# TASK INPUTS start

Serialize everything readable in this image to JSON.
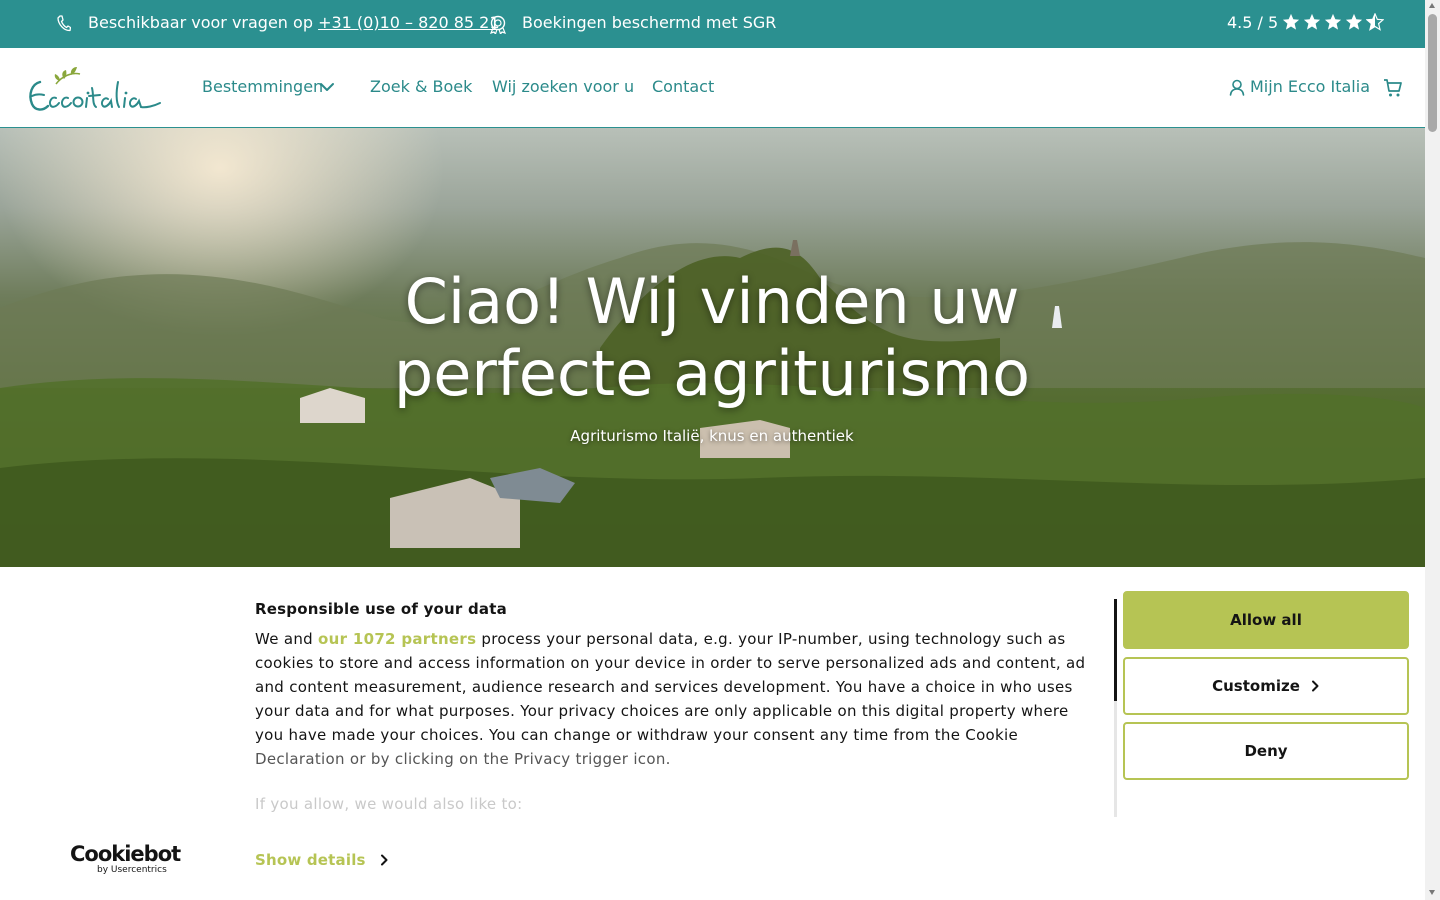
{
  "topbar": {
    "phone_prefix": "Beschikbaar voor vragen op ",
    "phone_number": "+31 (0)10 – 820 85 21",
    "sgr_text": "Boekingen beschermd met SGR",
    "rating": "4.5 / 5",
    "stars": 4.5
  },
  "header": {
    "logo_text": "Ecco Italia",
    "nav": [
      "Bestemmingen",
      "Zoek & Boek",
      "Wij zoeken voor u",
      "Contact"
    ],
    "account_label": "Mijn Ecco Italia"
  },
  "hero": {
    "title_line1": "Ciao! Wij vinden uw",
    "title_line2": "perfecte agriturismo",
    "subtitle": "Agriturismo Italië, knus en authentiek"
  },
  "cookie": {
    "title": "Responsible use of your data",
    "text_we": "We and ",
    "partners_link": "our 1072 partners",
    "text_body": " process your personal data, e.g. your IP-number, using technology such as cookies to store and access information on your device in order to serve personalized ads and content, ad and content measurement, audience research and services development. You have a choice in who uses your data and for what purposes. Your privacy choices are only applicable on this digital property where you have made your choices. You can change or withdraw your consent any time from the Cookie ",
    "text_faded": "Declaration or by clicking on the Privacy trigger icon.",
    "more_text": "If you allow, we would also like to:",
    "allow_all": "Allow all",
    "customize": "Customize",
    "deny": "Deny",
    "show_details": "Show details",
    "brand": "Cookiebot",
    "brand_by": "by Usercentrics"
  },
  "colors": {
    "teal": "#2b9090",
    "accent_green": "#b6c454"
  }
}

# TASK INPUTS end
# TASK INPUTS start

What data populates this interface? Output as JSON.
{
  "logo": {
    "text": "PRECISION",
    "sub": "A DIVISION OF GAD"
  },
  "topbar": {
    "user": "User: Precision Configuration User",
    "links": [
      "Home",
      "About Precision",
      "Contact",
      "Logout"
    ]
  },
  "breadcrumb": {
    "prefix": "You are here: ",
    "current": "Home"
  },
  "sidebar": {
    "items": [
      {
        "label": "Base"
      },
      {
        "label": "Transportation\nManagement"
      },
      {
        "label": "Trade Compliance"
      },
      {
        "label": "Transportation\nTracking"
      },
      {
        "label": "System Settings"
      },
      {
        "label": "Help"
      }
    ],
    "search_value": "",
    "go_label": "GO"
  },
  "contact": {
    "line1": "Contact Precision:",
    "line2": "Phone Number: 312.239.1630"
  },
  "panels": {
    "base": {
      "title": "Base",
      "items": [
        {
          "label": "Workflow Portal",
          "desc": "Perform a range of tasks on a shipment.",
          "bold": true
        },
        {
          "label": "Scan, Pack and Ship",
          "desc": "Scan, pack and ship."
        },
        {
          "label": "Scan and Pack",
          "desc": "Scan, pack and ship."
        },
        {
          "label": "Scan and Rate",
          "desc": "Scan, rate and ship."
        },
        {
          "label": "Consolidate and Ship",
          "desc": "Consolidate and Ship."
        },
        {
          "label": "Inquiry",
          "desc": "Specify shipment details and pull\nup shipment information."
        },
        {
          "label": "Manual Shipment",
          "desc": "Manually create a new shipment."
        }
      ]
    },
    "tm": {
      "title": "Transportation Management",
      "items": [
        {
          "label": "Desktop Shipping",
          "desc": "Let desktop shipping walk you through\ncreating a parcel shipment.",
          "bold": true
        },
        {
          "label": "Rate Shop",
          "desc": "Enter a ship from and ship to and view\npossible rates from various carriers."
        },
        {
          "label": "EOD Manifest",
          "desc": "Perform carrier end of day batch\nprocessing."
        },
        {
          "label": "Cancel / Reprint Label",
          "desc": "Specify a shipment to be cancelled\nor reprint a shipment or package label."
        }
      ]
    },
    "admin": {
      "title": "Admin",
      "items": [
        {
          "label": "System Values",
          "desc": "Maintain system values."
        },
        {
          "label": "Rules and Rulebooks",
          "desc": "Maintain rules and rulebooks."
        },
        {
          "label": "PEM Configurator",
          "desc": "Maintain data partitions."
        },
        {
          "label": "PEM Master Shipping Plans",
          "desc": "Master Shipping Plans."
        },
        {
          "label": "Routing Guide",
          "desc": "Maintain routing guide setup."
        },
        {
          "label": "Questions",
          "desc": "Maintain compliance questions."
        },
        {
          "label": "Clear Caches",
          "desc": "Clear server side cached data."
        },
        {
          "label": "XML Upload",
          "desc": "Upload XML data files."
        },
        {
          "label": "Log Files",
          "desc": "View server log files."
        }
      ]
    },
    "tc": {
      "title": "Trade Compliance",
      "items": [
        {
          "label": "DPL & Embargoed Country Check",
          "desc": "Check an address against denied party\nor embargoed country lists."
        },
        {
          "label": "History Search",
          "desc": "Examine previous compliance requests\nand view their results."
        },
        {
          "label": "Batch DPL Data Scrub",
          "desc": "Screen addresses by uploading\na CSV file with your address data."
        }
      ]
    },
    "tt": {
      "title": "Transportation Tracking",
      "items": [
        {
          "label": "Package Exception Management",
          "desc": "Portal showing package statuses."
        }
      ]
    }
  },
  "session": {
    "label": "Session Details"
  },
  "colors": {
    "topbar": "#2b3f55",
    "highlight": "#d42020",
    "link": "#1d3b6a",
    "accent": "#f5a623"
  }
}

# TASK INPUTS end

▶ [WHAT YOU HAVE TO DO]
Show every line from the entries above in which the word "Perform" appears.

▶ [SOLUTION FOR THIS EXERCISE]
          "desc": "Perform a range of tasks on a shipment.",
          "desc": "Perform carrier end of day batch\nprocessing."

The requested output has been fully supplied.